Page excerpt:
☆ ☆ ☆ ☆ ☆
For many watching last week's debate between Biden vs Trump it was a shock to see the current President stumble at multiple hurdles. In addition to consistently mixing his words and bumbling, he also completely missed the mark in visual appearance. As media outlets were quick to point out, his black suit looked like he was dressed for a funeral rather than a debate, while he appeared ill (his advisers would later state he had a cold) with a ghost-white complexion.

Trump on the other hand looked more reserved, his orange face seemed a slighter tone than usual, his navy suit fitted the part, and he appeared significantly more youthful than Biden, despite the age gap only being three years.

With a large team of media advisors, it is difficult to understand how Biden got this so wrong. The importance of appearance is a lesson that emerged in the first televised debate 64 years ago, yet somehow slipped through the cracks for Biden and his team.

It was on an Autumn night in 1960 when Americans sat down in their living rooms to watch the first-ever televised US presidential debate between Richard Nixon and John F Kennedy. What unfolded would swing the election in Kennedy’s favour and change the course of American history. The debate cemented the importance of visual appearance for future generations of politicians and leaders.

Prior to the debate, Nixon had been leading in the polls. When he appeared on television he began sweating under the lights, his light-grey suit faded with the backdrop and he had also declined to wear make-up, making him appear washed out and unwell on the black and white screens. He looked so bad his mother called him immediately following the debate and asked if he was sick. While the Chicago Mayor at the time stated in an interview “they’ve embalmed him before he even died.”

Interestingly, those who listened to the debate over the radio, rather than watching it on TV, for the most part, noted they thought Nixon won, reinforcing how much sway appearance has on perception. 

It was a harsh lesson for Nixon, who ended up narrowly losing the election, and set an example for politicians and leaders to avoid replicating ever since. Following his death in 1994, Mark Frankel, the then executive editor of the New York Times penned “Nixon lost a TV debate, and the Presidency, to John F. Kennedy in 1960 because of a sweaty upper lip.”

Only time will tell if Biden’s stumbling performance loses him the election. For others, it’s an important reminder that when it comes to broadcast and visual media, appearance matters, just as it did 64 years ago.
☆ ☆ ☆ ☆ ☆
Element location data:

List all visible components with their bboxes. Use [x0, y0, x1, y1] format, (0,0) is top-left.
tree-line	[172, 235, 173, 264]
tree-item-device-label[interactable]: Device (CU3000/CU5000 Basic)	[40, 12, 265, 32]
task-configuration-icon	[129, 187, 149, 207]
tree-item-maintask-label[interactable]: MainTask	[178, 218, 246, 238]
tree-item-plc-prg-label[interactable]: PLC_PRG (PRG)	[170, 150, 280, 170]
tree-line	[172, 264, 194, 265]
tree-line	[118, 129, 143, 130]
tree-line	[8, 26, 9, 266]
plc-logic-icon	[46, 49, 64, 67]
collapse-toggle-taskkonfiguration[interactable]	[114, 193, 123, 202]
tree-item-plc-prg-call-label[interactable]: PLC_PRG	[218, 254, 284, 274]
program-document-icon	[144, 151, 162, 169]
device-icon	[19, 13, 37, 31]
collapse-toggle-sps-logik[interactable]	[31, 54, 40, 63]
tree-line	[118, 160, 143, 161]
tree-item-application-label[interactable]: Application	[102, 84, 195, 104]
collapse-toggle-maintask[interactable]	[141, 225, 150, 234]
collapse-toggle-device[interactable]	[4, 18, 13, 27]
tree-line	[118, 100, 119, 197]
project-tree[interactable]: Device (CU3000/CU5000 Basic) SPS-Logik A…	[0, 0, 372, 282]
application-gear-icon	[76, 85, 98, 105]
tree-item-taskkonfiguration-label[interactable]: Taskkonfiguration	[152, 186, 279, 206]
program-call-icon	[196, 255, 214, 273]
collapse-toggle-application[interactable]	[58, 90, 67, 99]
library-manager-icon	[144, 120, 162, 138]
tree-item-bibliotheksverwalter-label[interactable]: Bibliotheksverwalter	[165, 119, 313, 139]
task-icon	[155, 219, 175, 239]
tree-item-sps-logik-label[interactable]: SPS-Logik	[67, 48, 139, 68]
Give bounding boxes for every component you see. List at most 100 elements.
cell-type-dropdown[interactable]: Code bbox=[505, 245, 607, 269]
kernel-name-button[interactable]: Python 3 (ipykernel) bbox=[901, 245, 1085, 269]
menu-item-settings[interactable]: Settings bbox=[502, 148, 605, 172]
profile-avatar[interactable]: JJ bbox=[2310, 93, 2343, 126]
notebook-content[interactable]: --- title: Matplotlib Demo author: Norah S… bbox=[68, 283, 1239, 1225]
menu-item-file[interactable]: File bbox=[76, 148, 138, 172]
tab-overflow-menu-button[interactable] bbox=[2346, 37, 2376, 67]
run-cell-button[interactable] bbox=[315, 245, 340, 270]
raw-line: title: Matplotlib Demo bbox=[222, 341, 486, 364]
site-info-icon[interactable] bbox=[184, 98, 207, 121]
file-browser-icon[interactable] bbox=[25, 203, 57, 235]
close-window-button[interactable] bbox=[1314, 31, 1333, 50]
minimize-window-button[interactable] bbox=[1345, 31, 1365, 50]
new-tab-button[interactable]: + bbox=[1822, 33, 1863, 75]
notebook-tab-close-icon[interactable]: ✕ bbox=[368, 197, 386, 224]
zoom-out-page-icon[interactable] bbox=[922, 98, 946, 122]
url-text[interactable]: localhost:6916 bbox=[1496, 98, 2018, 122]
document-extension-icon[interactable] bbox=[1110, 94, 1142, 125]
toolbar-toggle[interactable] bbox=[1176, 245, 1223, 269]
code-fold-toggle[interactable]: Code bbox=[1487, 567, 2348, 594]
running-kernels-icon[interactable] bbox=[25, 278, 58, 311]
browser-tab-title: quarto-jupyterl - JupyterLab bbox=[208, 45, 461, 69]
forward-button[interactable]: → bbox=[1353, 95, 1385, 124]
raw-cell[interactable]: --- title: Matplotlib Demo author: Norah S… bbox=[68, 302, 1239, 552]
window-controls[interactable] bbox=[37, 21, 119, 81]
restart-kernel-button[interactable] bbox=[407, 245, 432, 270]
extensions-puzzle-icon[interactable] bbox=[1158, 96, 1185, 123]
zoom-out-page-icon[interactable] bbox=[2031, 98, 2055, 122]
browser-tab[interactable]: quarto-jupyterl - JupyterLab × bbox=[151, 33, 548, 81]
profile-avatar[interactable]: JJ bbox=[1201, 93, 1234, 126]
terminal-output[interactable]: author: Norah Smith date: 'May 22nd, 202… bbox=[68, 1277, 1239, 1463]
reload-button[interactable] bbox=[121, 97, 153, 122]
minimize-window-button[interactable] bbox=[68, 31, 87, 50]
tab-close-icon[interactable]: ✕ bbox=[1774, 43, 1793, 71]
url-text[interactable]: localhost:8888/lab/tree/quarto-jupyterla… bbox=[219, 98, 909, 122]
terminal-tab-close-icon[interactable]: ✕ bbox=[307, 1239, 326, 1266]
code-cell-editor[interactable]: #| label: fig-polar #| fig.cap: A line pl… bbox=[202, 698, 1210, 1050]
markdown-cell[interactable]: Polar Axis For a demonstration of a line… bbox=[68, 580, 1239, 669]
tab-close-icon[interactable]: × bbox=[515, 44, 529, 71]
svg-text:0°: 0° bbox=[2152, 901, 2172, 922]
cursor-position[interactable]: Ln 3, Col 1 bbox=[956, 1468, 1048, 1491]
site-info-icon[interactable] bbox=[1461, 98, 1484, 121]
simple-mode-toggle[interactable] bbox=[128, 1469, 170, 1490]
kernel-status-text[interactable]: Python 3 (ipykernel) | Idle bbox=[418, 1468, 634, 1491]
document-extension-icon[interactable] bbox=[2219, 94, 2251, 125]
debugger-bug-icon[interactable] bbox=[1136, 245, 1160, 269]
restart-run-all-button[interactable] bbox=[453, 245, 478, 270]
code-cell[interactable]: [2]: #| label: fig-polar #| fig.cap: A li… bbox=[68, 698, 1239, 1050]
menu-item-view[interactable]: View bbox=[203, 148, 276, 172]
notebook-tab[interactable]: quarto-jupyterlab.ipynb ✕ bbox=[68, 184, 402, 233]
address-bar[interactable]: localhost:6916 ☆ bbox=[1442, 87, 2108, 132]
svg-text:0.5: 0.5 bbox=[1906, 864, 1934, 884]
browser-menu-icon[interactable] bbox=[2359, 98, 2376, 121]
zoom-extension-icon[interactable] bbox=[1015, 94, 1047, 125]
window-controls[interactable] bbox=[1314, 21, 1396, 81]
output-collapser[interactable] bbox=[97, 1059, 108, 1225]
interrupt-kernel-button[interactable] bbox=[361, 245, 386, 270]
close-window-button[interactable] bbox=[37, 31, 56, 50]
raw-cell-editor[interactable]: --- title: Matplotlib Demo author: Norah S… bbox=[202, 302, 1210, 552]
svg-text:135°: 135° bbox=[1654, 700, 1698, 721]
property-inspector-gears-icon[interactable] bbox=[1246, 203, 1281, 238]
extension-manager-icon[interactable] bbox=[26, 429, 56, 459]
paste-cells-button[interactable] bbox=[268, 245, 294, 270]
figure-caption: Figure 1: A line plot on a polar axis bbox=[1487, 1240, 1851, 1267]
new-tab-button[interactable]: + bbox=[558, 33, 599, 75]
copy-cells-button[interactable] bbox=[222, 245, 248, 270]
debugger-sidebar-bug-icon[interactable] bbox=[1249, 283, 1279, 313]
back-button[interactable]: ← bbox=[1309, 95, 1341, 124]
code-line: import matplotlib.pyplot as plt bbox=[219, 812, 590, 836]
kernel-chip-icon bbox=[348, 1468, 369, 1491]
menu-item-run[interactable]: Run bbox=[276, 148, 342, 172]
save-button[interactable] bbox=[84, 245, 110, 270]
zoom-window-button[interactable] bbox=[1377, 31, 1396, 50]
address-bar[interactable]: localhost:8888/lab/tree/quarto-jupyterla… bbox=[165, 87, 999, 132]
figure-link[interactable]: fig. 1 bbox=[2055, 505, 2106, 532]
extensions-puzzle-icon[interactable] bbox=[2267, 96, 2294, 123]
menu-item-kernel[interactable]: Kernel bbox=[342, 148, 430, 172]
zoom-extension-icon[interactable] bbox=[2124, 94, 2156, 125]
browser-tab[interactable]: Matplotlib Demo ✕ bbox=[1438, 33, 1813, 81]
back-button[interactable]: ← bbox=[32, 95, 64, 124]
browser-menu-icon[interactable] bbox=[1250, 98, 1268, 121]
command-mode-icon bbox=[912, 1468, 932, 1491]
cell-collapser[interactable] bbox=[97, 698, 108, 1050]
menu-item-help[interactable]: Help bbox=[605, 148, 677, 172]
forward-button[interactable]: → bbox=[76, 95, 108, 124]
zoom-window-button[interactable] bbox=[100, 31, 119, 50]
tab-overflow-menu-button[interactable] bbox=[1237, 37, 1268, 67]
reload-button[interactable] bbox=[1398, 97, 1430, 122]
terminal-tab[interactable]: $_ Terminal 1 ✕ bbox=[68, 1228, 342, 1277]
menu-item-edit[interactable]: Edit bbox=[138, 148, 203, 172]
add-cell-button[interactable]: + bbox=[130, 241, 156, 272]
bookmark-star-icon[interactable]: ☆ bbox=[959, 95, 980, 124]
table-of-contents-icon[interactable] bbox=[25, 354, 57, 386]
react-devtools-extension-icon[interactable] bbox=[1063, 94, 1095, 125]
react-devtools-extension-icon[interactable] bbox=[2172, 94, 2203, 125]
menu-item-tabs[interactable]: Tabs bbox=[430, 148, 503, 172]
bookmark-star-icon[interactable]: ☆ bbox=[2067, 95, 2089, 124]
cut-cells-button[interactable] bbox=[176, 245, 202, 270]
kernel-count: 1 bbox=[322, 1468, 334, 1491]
☆ ☆ ☆ ☆ ☆
Goal: In the piece on appearance in televised debates, condense the paragraph that begins "Prior to the debate, Nixon had been leading" into a short bulleted list that keeps its main facts. The listing isn't needed for the task.

Reply:
- Nixon led in the polls before the debate.
- On television he sweated under the lights, his light-grey suit faded into the backdrop, and having declined make-up, he looked washed out and unwell on black-and-white screens.
- His mother called right after the debate to ask if he was sick.
- The Chicago mayor said "they've embalmed him before he even died."